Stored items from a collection
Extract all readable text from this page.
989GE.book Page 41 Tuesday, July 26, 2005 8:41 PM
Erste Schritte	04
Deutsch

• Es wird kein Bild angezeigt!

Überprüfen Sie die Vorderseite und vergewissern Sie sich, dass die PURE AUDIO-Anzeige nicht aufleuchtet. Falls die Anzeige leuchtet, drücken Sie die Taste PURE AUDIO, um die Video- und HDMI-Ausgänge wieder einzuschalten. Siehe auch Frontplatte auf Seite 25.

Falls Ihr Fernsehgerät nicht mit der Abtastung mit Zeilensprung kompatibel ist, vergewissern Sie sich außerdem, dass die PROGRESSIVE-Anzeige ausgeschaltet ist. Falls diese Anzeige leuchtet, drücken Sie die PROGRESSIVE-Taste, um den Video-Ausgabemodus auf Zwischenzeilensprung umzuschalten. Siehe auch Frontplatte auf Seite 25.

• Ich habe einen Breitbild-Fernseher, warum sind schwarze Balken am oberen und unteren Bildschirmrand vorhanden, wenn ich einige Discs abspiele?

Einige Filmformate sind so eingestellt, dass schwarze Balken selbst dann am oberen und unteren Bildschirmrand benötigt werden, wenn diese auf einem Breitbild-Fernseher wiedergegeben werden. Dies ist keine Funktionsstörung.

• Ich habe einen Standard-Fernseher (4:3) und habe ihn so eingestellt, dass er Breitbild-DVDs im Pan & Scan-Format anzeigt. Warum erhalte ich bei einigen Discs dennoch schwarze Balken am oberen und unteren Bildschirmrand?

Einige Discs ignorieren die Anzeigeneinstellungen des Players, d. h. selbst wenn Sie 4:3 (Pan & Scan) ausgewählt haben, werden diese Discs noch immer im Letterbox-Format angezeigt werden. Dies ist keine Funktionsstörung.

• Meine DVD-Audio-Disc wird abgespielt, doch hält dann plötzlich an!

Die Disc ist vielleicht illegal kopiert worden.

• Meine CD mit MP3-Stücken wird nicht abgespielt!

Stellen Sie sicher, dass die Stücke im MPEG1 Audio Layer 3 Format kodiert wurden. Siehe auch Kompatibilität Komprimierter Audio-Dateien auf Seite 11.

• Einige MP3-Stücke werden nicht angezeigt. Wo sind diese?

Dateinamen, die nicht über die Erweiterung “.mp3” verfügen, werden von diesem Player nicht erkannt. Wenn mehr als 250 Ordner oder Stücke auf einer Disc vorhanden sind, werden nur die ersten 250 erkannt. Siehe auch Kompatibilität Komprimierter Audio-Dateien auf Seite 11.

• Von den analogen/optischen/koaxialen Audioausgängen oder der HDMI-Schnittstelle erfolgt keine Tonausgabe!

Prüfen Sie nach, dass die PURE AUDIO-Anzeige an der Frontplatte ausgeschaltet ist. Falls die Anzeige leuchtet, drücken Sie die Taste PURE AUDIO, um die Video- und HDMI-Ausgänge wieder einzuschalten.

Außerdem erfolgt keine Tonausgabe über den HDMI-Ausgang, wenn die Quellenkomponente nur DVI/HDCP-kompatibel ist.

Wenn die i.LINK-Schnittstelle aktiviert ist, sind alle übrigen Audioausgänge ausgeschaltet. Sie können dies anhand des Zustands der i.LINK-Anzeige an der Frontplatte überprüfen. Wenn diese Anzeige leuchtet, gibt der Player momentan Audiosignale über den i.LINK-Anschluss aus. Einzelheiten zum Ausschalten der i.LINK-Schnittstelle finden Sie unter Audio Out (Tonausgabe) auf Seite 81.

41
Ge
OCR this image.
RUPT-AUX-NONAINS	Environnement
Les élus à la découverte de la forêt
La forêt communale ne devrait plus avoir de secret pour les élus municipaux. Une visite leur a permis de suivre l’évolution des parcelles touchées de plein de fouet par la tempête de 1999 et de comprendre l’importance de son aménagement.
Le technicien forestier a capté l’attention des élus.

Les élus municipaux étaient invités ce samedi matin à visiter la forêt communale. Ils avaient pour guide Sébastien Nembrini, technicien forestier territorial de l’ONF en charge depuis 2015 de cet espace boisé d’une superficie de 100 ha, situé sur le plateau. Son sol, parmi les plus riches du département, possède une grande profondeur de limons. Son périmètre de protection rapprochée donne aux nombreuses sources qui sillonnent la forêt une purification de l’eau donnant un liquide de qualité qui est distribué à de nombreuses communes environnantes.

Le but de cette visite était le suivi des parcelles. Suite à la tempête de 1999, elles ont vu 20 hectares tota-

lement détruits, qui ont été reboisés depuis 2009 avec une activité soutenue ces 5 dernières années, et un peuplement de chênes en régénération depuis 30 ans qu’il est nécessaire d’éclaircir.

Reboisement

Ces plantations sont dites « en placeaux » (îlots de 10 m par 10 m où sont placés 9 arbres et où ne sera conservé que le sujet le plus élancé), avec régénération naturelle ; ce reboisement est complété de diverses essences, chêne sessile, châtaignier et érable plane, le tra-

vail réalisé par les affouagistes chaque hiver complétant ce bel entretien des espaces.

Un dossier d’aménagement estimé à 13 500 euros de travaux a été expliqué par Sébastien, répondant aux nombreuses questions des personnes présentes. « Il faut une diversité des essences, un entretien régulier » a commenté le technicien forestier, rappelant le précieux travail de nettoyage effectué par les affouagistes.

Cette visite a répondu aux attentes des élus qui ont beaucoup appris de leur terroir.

== Directive ==
Tally the lines of the listing that include "entretien". Reply with nothing but the count.

== Output below ==
2